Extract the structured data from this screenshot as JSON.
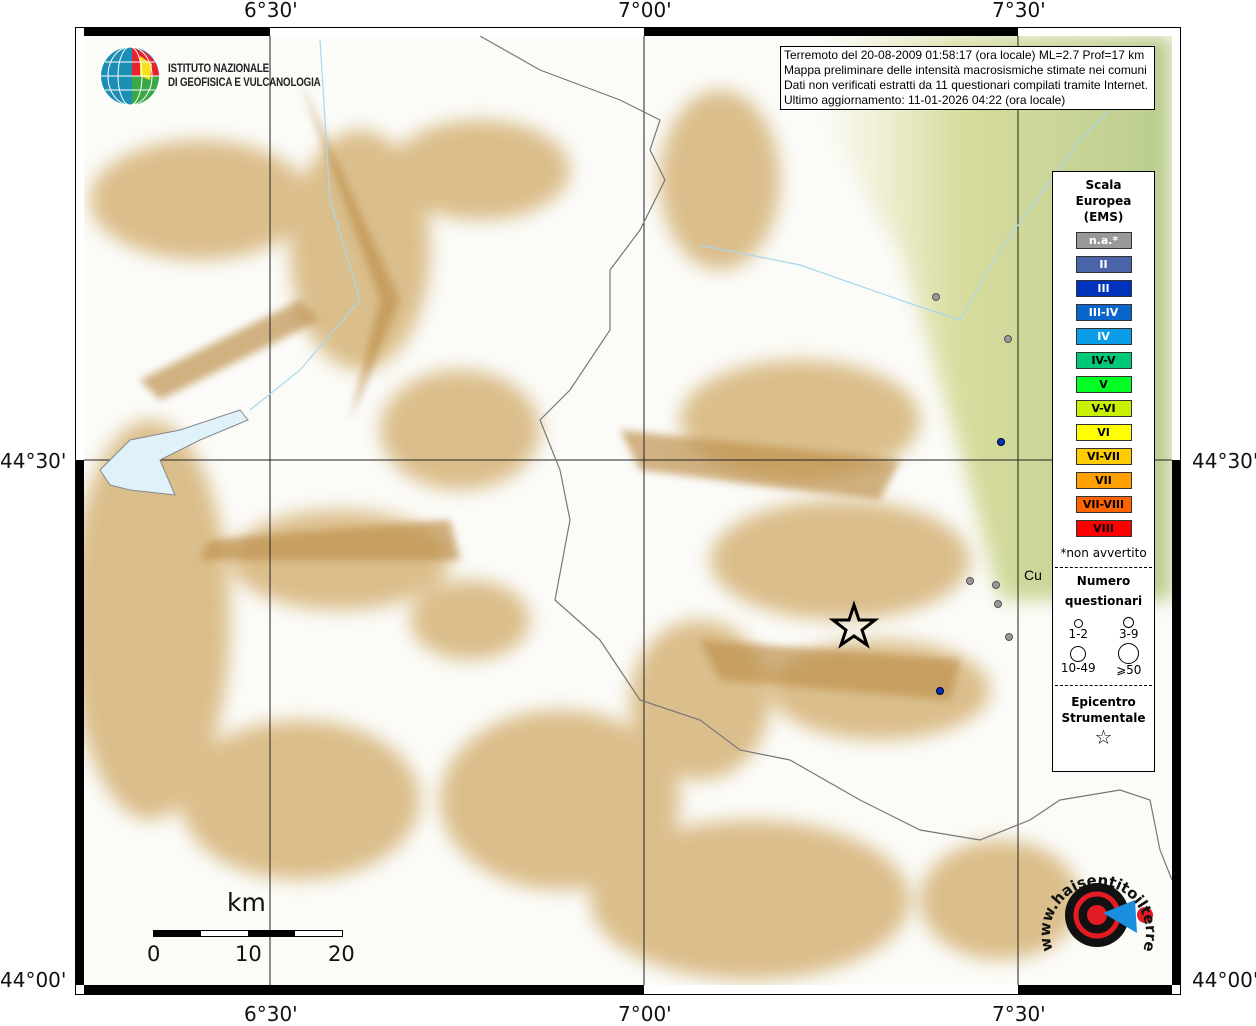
{
  "map": {
    "lon_labels": [
      "6°30'",
      "7°00'",
      "7°30'"
    ],
    "lat_labels": [
      "44°30'",
      "44°00'"
    ],
    "town_label": "Cu",
    "colors": {
      "relief_low": "#ece3b0",
      "relief_mid": "#c8a060",
      "plain": "#c8d39a",
      "border": "#777777",
      "water": "#dff2fa",
      "intensity_na": "#999999",
      "intensity_iii": "#0033bb"
    },
    "epicenter": {
      "icon": "star-icon"
    },
    "points": [
      {
        "intensity": "n.a.*"
      },
      {
        "intensity": "n.a.*"
      },
      {
        "intensity": "n.a.*"
      },
      {
        "intensity": "n.a.*"
      },
      {
        "intensity": "n.a.*"
      },
      {
        "intensity": "n.a.*"
      },
      {
        "intensity": "III"
      },
      {
        "intensity": "III"
      }
    ]
  },
  "info": {
    "line1": "Terremoto del 20-08-2009 01:58:17 (ora locale) ML=2.7 Prof=17 km",
    "line2": "Mappa preliminare delle intensità macrosismiche stimate nei comuni",
    "line3": "Dati non verificati estratti da 11 questionari compilati tramite Internet.",
    "line4": "Ultimo aggiornamento: 11-01-2026 04:22 (ora locale)"
  },
  "logo": {
    "ingv_line1": "ISTITUTO NAZIONALE",
    "ingv_line2": "DI GEOFISICA E VULCANOLOGIA",
    "hsit_text": "www.haisentitoilterremoto.it"
  },
  "legend": {
    "title": [
      "Scala",
      "Europea",
      "(EMS)"
    ],
    "scale": [
      {
        "label": "n.a.*",
        "color": "#999999",
        "text": "#ffffff"
      },
      {
        "label": "II",
        "color": "#4a64aa",
        "text": "#ffffff"
      },
      {
        "label": "III",
        "color": "#0033bb",
        "text": "#ffffff"
      },
      {
        "label": "III-IV",
        "color": "#0a66cc",
        "text": "#ffffff"
      },
      {
        "label": "IV",
        "color": "#0a9ce6",
        "text": "#ffffff"
      },
      {
        "label": "IV-V",
        "color": "#00c878",
        "text": "#000000"
      },
      {
        "label": "V",
        "color": "#00ff22",
        "text": "#000000"
      },
      {
        "label": "V-VI",
        "color": "#c8f000",
        "text": "#000000"
      },
      {
        "label": "VI",
        "color": "#ffff00",
        "text": "#000000"
      },
      {
        "label": "VI-VII",
        "color": "#ffcc00",
        "text": "#000000"
      },
      {
        "label": "VII",
        "color": "#ffa000",
        "text": "#000000"
      },
      {
        "label": "VII-VIII",
        "color": "#ff6400",
        "text": "#000000"
      },
      {
        "label": "VIII",
        "color": "#ff0000",
        "text": "#000000"
      }
    ],
    "note": "*non avvertito",
    "questionnaires_title": [
      "Numero",
      "questionari"
    ],
    "questionnaires": [
      "1-2",
      "3-9",
      "10-49",
      "⩾50"
    ],
    "epicenter_title": [
      "Epicentro",
      "Strumentale"
    ]
  },
  "scalebar": {
    "unit": "km",
    "ticks": [
      "0",
      "10",
      "20"
    ]
  }
}
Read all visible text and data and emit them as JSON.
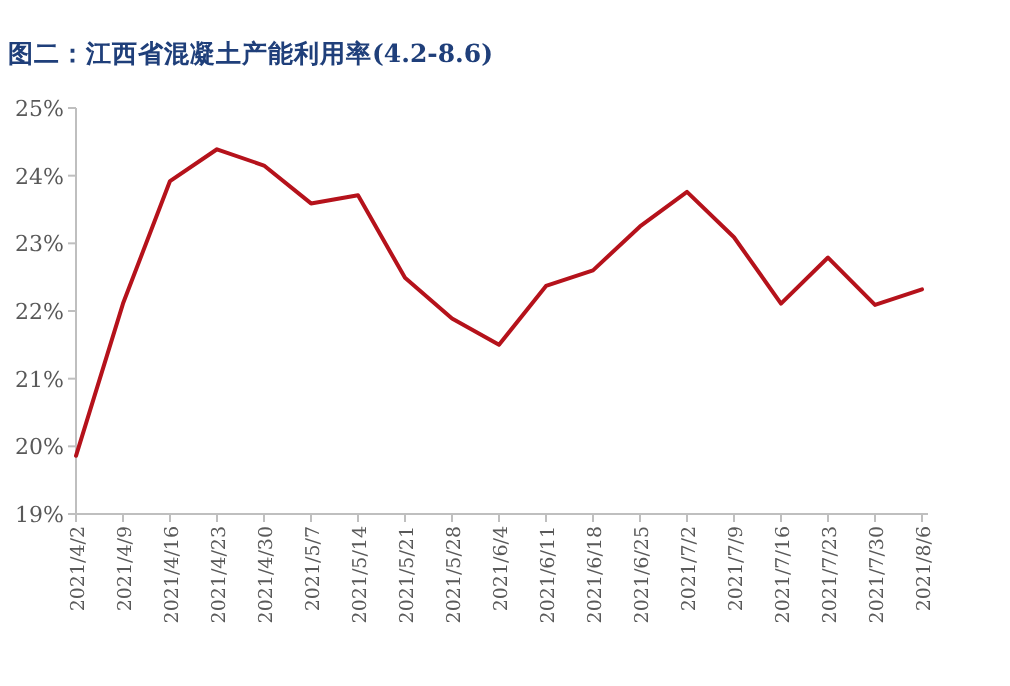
{
  "chart_data": {
    "type": "line",
    "title": "图二：江西省混凝土产能利用率(4.2-8.6)",
    "categories": [
      "2021/4/2",
      "2021/4/9",
      "2021/4/16",
      "2021/4/23",
      "2021/4/30",
      "2021/5/7",
      "2021/5/14",
      "2021/5/21",
      "2021/5/28",
      "2021/6/4",
      "2021/6/11",
      "2021/6/18",
      "2021/6/25",
      "2021/7/2",
      "2021/7/9",
      "2021/7/16",
      "2021/7/23",
      "2021/7/30",
      "2021/8/6"
    ],
    "series": [
      {
        "color": "#b5121b",
        "values": [
          19.86,
          22.11,
          23.92,
          24.39,
          24.15,
          23.59,
          23.71,
          22.49,
          21.89,
          21.5,
          22.37,
          22.6,
          23.25,
          23.76,
          23.09,
          22.11,
          22.79,
          22.09,
          22.32
        ]
      }
    ],
    "ylim": [
      19,
      25
    ],
    "yticks": [
      {
        "value": 19,
        "label": "19%"
      },
      {
        "value": 20,
        "label": "20%"
      },
      {
        "value": 21,
        "label": "21%"
      },
      {
        "value": 22,
        "label": "22%"
      },
      {
        "value": 23,
        "label": "23%"
      },
      {
        "value": 24,
        "label": "24%"
      },
      {
        "value": 25,
        "label": "25%"
      }
    ],
    "grid": false,
    "marker": "none",
    "line_style": "solid"
  }
}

────────────────────────────────────────

## What needs to be done
Each record above must be returned exactly as written, with its pictures omitted.

## Correct answer
Extract the structured data from this screenshot as JSON.
{
  "map": {
    "lon_labels": [
      "6°30'",
      "7°00'",
      "7°30'"
    ],
    "lat_labels": [
      "44°30'",
      "44°00'"
    ],
    "town_label": "Cu",
    "colors": {
      "relief_low": "#ece3b0",
      "relief_mid": "#c8a060",
      "plain": "#c8d39a",
      "border": "#777777",
      "water": "#dff2fa",
      "intensity_na": "#999999",
      "intensity_iii": "#0033bb"
    },
    "epicenter": {
      "icon": "star-icon"
    },
    "points": [
      {
        "intensity": "n.a.*"
      },
      {
        "intensity": "n.a.*"
      },
      {
        "intensity": "n.a.*"
      },
      {
        "intensity": "n.a.*"
      },
      {
        "intensity": "n.a.*"
      },
      {
        "intensity": "n.a.*"
      },
      {
        "intensity": "III"
      },
      {
        "intensity": "III"
      }
    ]
  },
  "info": {
    "line1": "Terremoto del 20-08-2009 01:58:17 (ora locale) ML=2.7 Prof=17 km",
    "line2": "Mappa preliminare delle intensità macrosismiche stimate nei comuni",
    "line3": "Dati non verificati estratti da 11 questionari compilati tramite Internet.",
    "line4": "Ultimo aggiornamento: 11-01-2026 04:22 (ora locale)"
  },
  "logo": {
    "ingv_line1": "ISTITUTO NAZIONALE",
    "ingv_line2": "DI GEOFISICA E VULCANOLOGIA",
    "hsit_text": "www.haisentitoilterremoto.it"
  },
  "legend": {
    "title": [
      "Scala",
      "Europea",
      "(EMS)"
    ],
    "scale": [
      {
        "label": "n.a.*",
        "color": "#999999",
        "text": "#ffffff"
      },
      {
        "label": "II",
        "color": "#4a64aa",
        "text": "#ffffff"
      },
      {
        "label": "III",
        "color": "#0033bb",
        "text": "#ffffff"
      },
      {
        "label": "III-IV",
        "color": "#0a66cc",
        "text": "#ffffff"
      },
      {
        "label": "IV",
        "color": "#0a9ce6",
        "text": "#ffffff"
      },
      {
        "label": "IV-V",
        "color": "#00c878",
        "text": "#000000"
      },
      {
        "label": "V",
        "color": "#00ff22",
        "text": "#000000"
      },
      {
        "label": "V-VI",
        "color": "#c8f000",
        "text": "#000000"
      },
      {
        "label": "VI",
        "color": "#ffff00",
        "text": "#000000"
      },
      {
        "label": "VI-VII",
        "color": "#ffcc00",
        "text": "#000000"
      },
      {
        "label": "VII",
        "color": "#ffa000",
        "text": "#000000"
      },
      {
        "label": "VII-VIII",
        "color": "#ff6400",
        "text": "#000000"
      },
      {
        "label": "VIII",
        "color": "#ff0000",
        "text": "#000000"
      }
    ],
    "note": "*non avvertito",
    "questionnaires_title": [
      "Numero",
      "questionari"
    ],
    "questionnaires": [
      "1-2",
      "3-9",
      "10-49",
      "⩾50"
    ],
    "epicenter_title": [
      "Epicentro",
      "Strumentale"
    ]
  },
  "scalebar": {
    "unit": "km",
    "ticks": [
      "0",
      "10",
      "20"
    ]
  }
}
Read all visible text and data and emit them as JSON.
{
  "chart_data": {
    "type": "line",
    "title": "图二：江西省混凝土产能利用率(4.2-8.6)",
    "categories": [
      "2021/4/2",
      "2021/4/9",
      "2021/4/16",
      "2021/4/23",
      "2021/4/30",
      "2021/5/7",
      "2021/5/14",
      "2021/5/21",
      "2021/5/28",
      "2021/6/4",
      "2021/6/11",
      "2021/6/18",
      "2021/6/25",
      "2021/7/2",
      "2021/7/9",
      "2021/7/16",
      "2021/7/23",
      "2021/7/30",
      "2021/8/6"
    ],
    "series": [
      {
        "color": "#b5121b",
        "values": [
          19.86,
          22.11,
          23.92,
          24.39,
          24.15,
          23.59,
          23.71,
          22.49,
          21.89,
          21.5,
          22.37,
          22.6,
          23.25,
          23.76,
          23.09,
          22.11,
          22.79,
          22.09,
          22.32
        ]
      }
    ],
    "ylim": [
      19,
      25
    ],
    "yticks": [
      {
        "value": 19,
        "label": "19%"
      },
      {
        "value": 20,
        "label": "20%"
      },
      {
        "value": 21,
        "label": "21%"
      },
      {
        "value": 22,
        "label": "22%"
      },
      {
        "value": 23,
        "label": "23%"
      },
      {
        "value": 24,
        "label": "24%"
      },
      {
        "value": 25,
        "label": "25%"
      }
    ],
    "grid": false,
    "marker": "none",
    "line_style": "solid"
  }
}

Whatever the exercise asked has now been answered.